Give back the full listing verbatim, apart from its images.

Supplied data:
** START **
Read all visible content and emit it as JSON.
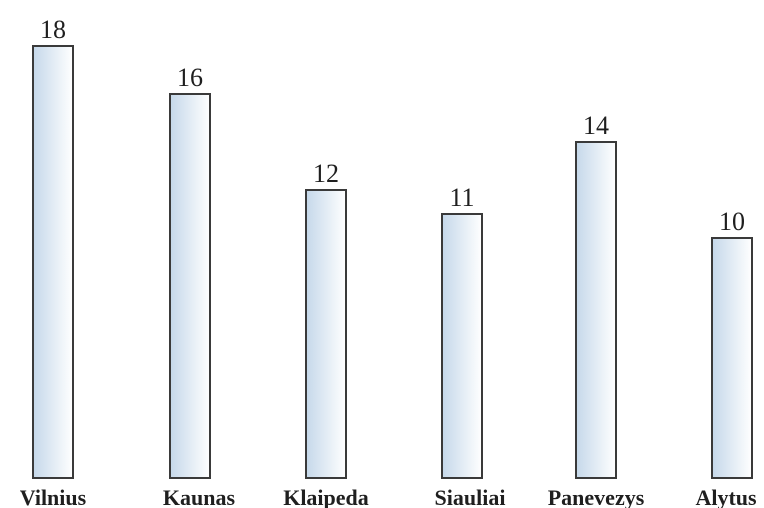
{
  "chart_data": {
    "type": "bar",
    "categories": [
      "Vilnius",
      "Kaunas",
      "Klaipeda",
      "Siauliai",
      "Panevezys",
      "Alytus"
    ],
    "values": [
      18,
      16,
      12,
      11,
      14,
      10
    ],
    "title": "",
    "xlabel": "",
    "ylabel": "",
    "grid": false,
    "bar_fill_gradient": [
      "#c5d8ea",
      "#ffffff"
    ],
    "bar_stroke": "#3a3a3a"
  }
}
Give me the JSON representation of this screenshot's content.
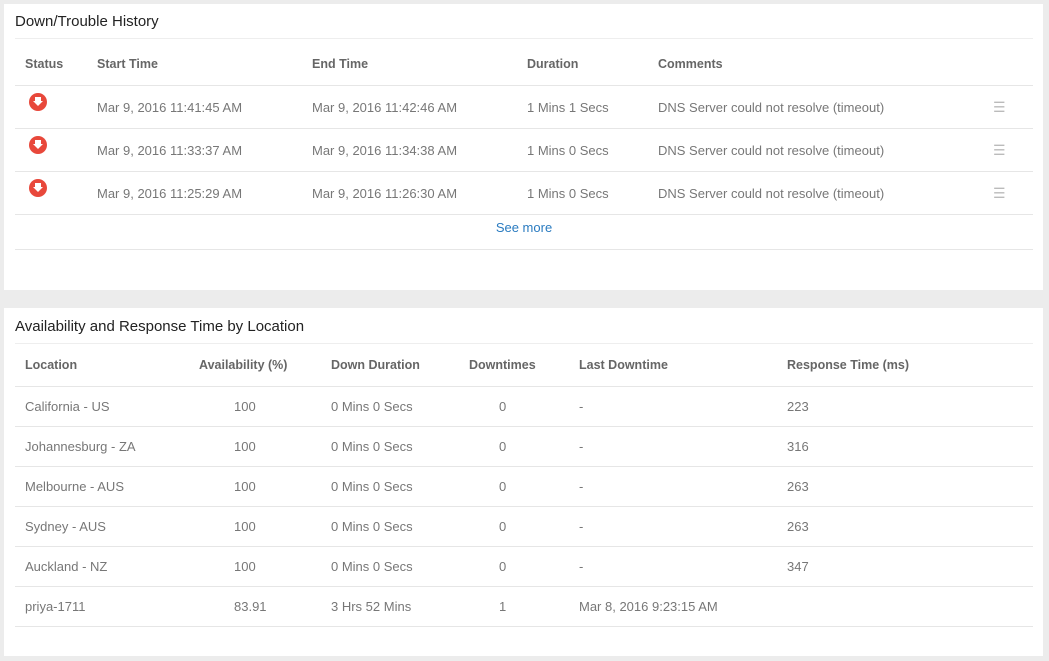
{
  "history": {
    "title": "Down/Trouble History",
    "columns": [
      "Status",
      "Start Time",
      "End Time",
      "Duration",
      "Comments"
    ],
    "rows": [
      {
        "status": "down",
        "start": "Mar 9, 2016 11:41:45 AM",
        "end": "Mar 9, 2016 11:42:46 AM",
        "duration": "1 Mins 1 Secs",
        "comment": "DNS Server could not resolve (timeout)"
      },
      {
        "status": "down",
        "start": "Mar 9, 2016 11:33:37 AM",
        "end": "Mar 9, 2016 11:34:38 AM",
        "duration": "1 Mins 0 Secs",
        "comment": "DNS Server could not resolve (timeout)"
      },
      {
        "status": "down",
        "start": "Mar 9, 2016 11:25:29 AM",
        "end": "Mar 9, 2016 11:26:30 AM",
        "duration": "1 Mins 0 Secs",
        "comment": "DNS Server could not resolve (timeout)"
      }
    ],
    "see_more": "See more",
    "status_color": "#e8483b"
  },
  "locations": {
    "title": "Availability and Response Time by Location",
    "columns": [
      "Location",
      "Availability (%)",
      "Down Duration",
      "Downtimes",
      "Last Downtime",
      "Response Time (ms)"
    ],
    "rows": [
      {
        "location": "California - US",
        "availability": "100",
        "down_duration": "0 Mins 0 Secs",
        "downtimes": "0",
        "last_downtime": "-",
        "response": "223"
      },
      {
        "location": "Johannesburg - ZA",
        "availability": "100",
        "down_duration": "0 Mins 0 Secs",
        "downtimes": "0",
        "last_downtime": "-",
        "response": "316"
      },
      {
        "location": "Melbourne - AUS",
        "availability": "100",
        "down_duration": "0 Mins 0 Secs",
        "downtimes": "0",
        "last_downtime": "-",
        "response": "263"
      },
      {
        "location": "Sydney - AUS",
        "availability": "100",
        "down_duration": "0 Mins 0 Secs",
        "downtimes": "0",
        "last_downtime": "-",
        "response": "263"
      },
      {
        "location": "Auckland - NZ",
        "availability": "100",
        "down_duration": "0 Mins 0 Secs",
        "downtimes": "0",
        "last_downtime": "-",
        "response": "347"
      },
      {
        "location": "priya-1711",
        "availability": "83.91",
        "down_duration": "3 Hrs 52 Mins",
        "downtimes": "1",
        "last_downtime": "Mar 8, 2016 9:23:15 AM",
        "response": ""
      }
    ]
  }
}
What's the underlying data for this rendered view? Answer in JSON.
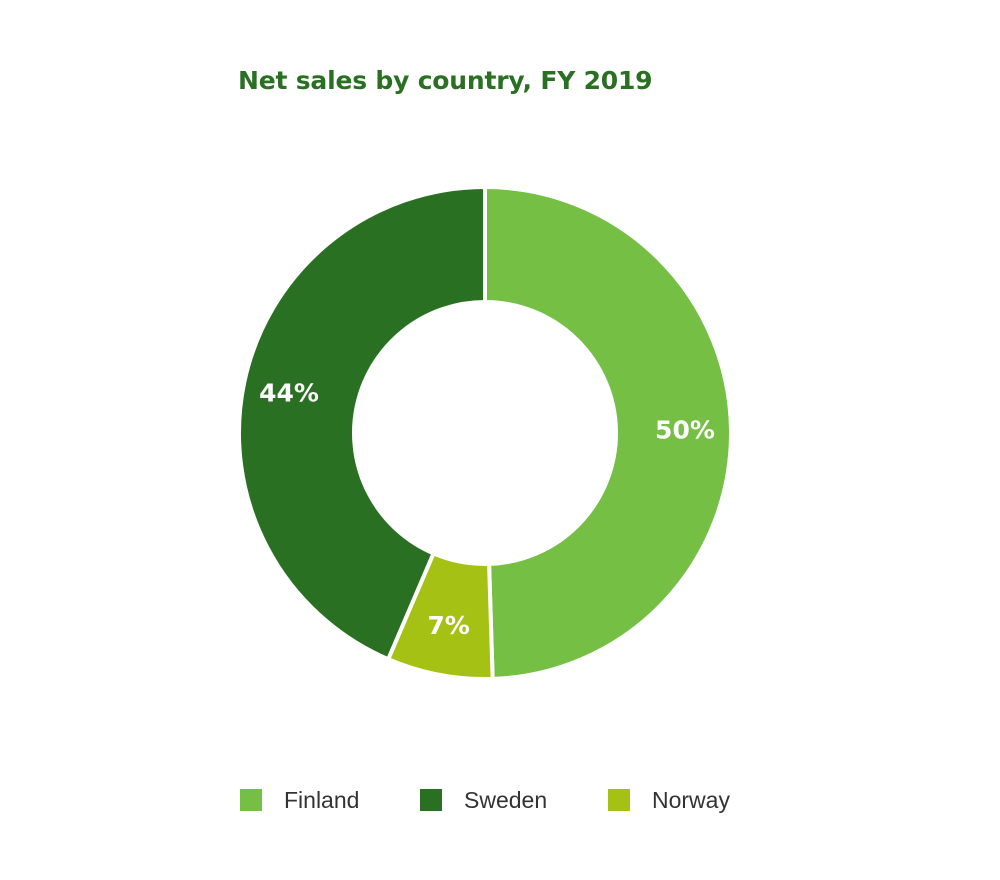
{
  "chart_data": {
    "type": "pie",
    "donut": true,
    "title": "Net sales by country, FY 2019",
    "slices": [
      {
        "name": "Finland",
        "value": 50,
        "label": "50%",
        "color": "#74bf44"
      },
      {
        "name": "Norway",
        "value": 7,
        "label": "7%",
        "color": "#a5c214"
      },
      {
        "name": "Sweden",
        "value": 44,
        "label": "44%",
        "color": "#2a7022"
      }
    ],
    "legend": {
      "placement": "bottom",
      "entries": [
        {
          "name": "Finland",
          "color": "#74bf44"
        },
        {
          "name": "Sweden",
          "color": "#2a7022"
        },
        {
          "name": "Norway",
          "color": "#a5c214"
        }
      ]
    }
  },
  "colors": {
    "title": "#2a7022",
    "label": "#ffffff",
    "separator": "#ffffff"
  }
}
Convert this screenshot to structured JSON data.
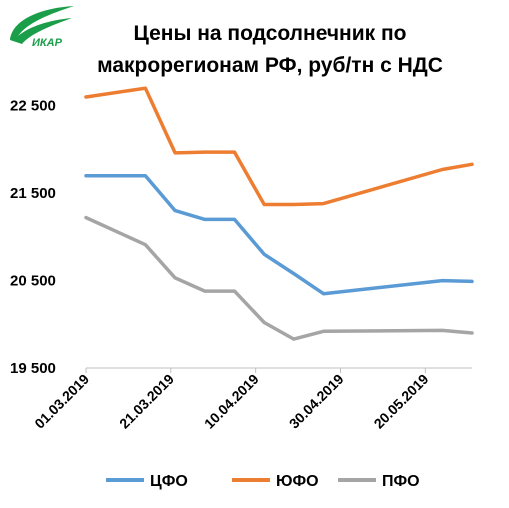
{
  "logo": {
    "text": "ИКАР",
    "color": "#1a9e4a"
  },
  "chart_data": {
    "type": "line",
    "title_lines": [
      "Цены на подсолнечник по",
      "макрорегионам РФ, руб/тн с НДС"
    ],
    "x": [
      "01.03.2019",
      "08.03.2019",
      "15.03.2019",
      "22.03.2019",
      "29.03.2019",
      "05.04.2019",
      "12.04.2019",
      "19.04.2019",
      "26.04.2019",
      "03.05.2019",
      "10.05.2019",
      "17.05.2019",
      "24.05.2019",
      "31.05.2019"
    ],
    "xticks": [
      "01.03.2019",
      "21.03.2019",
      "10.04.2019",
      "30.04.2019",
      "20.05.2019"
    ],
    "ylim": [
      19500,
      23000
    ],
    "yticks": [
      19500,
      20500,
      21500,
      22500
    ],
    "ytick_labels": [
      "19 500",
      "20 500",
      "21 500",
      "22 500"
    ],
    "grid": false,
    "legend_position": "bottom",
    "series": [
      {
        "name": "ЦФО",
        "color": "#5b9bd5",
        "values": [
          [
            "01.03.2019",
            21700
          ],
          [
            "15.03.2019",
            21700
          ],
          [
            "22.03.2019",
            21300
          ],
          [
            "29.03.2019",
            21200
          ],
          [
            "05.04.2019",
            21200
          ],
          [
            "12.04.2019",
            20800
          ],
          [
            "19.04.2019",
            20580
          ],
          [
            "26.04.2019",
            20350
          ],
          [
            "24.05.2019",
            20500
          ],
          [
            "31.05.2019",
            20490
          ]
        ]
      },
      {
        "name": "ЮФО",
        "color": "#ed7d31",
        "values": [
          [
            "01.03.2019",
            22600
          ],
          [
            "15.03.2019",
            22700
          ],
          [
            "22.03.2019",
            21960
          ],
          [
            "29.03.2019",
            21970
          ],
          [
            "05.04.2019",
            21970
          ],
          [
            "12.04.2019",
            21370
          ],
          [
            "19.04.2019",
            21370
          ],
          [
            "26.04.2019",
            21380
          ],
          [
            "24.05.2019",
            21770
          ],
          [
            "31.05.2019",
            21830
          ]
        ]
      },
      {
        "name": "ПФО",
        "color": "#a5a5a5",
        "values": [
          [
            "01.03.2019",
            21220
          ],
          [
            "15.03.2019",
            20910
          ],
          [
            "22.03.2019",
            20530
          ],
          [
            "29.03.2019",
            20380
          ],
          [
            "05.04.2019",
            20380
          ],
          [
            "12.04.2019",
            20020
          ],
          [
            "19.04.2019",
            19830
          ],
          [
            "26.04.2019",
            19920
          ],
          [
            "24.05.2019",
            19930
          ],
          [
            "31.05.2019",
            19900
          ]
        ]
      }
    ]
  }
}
** END **
Exercise solution:
Read all visible content and emit it as JSON.
{
  "chart_data": {
    "type": "bar",
    "categories": [
      "Vilnius",
      "Kaunas",
      "Klaipeda",
      "Siauliai",
      "Panevezys",
      "Alytus"
    ],
    "values": [
      18,
      16,
      12,
      11,
      14,
      10
    ],
    "title": "",
    "xlabel": "",
    "ylabel": "",
    "grid": false,
    "bar_fill_gradient": [
      "#c5d8ea",
      "#ffffff"
    ],
    "bar_stroke": "#3a3a3a"
  }
}
Give me the JSON representation of this screenshot's content.
{
  "history": {
    "title": "Down/Trouble History",
    "columns": [
      "Status",
      "Start Time",
      "End Time",
      "Duration",
      "Comments"
    ],
    "rows": [
      {
        "status": "down",
        "start": "Mar 9, 2016 11:41:45 AM",
        "end": "Mar 9, 2016 11:42:46 AM",
        "duration": "1 Mins 1 Secs",
        "comment": "DNS Server could not resolve (timeout)"
      },
      {
        "status": "down",
        "start": "Mar 9, 2016 11:33:37 AM",
        "end": "Mar 9, 2016 11:34:38 AM",
        "duration": "1 Mins 0 Secs",
        "comment": "DNS Server could not resolve (timeout)"
      },
      {
        "status": "down",
        "start": "Mar 9, 2016 11:25:29 AM",
        "end": "Mar 9, 2016 11:26:30 AM",
        "duration": "1 Mins 0 Secs",
        "comment": "DNS Server could not resolve (timeout)"
      }
    ],
    "see_more": "See more",
    "status_color": "#e8483b"
  },
  "locations": {
    "title": "Availability and Response Time by Location",
    "columns": [
      "Location",
      "Availability (%)",
      "Down Duration",
      "Downtimes",
      "Last Downtime",
      "Response Time (ms)"
    ],
    "rows": [
      {
        "location": "California - US",
        "availability": "100",
        "down_duration": "0 Mins 0 Secs",
        "downtimes": "0",
        "last_downtime": "-",
        "response": "223"
      },
      {
        "location": "Johannesburg - ZA",
        "availability": "100",
        "down_duration": "0 Mins 0 Secs",
        "downtimes": "0",
        "last_downtime": "-",
        "response": "316"
      },
      {
        "location": "Melbourne - AUS",
        "availability": "100",
        "down_duration": "0 Mins 0 Secs",
        "downtimes": "0",
        "last_downtime": "-",
        "response": "263"
      },
      {
        "location": "Sydney - AUS",
        "availability": "100",
        "down_duration": "0 Mins 0 Secs",
        "downtimes": "0",
        "last_downtime": "-",
        "response": "263"
      },
      {
        "location": "Auckland - NZ",
        "availability": "100",
        "down_duration": "0 Mins 0 Secs",
        "downtimes": "0",
        "last_downtime": "-",
        "response": "347"
      },
      {
        "location": "priya-1711",
        "availability": "83.91",
        "down_duration": "3 Hrs 52 Mins",
        "downtimes": "1",
        "last_downtime": "Mar 8, 2016 9:23:15 AM",
        "response": ""
      }
    ]
  }
}
What's the underlying data for this rendered view? Answer in JSON.
{
  "chart_data": {
    "type": "pie",
    "donut": true,
    "title": "Net sales by country, FY 2019",
    "slices": [
      {
        "name": "Finland",
        "value": 50,
        "label": "50%",
        "color": "#74bf44"
      },
      {
        "name": "Norway",
        "value": 7,
        "label": "7%",
        "color": "#a5c214"
      },
      {
        "name": "Sweden",
        "value": 44,
        "label": "44%",
        "color": "#2a7022"
      }
    ],
    "legend": {
      "placement": "bottom",
      "entries": [
        {
          "name": "Finland",
          "color": "#74bf44"
        },
        {
          "name": "Sweden",
          "color": "#2a7022"
        },
        {
          "name": "Norway",
          "color": "#a5c214"
        }
      ]
    }
  },
  "colors": {
    "title": "#2a7022",
    "label": "#ffffff",
    "separator": "#ffffff"
  }
}
Convert this screenshot to structured JSON data.
{
  "logo": {
    "text": "ИКАР",
    "color": "#1a9e4a"
  },
  "chart_data": {
    "type": "line",
    "title_lines": [
      "Цены на подсолнечник по",
      "макрорегионам РФ, руб/тн с НДС"
    ],
    "x": [
      "01.03.2019",
      "08.03.2019",
      "15.03.2019",
      "22.03.2019",
      "29.03.2019",
      "05.04.2019",
      "12.04.2019",
      "19.04.2019",
      "26.04.2019",
      "03.05.2019",
      "10.05.2019",
      "17.05.2019",
      "24.05.2019",
      "31.05.2019"
    ],
    "xticks": [
      "01.03.2019",
      "21.03.2019",
      "10.04.2019",
      "30.04.2019",
      "20.05.2019"
    ],
    "ylim": [
      19500,
      23000
    ],
    "yticks": [
      19500,
      20500,
      21500,
      22500
    ],
    "ytick_labels": [
      "19 500",
      "20 500",
      "21 500",
      "22 500"
    ],
    "grid": false,
    "legend_position": "bottom",
    "series": [
      {
        "name": "ЦФО",
        "color": "#5b9bd5",
        "values": [
          [
            "01.03.2019",
            21700
          ],
          [
            "15.03.2019",
            21700
          ],
          [
            "22.03.2019",
            21300
          ],
          [
            "29.03.2019",
            21200
          ],
          [
            "05.04.2019",
            21200
          ],
          [
            "12.04.2019",
            20800
          ],
          [
            "19.04.2019",
            20580
          ],
          [
            "26.04.2019",
            20350
          ],
          [
            "24.05.2019",
            20500
          ],
          [
            "31.05.2019",
            20490
          ]
        ]
      },
      {
        "name": "ЮФО",
        "color": "#ed7d31",
        "values": [
          [
            "01.03.2019",
            22600
          ],
          [
            "15.03.2019",
            22700
          ],
          [
            "22.03.2019",
            21960
          ],
          [
            "29.03.2019",
            21970
          ],
          [
            "05.04.2019",
            21970
          ],
          [
            "12.04.2019",
            21370
          ],
          [
            "19.04.2019",
            21370
          ],
          [
            "26.04.2019",
            21380
          ],
          [
            "24.05.2019",
            21770
          ],
          [
            "31.05.2019",
            21830
          ]
        ]
      },
      {
        "name": "ПФО",
        "color": "#a5a5a5",
        "values": [
          [
            "01.03.2019",
            21220
          ],
          [
            "15.03.2019",
            20910
          ],
          [
            "22.03.2019",
            20530
          ],
          [
            "29.03.2019",
            20380
          ],
          [
            "05.04.2019",
            20380
          ],
          [
            "12.04.2019",
            20020
          ],
          [
            "19.04.2019",
            19830
          ],
          [
            "26.04.2019",
            19920
          ],
          [
            "24.05.2019",
            19930
          ],
          [
            "31.05.2019",
            19900
          ]
        ]
      }
    ]
  }
}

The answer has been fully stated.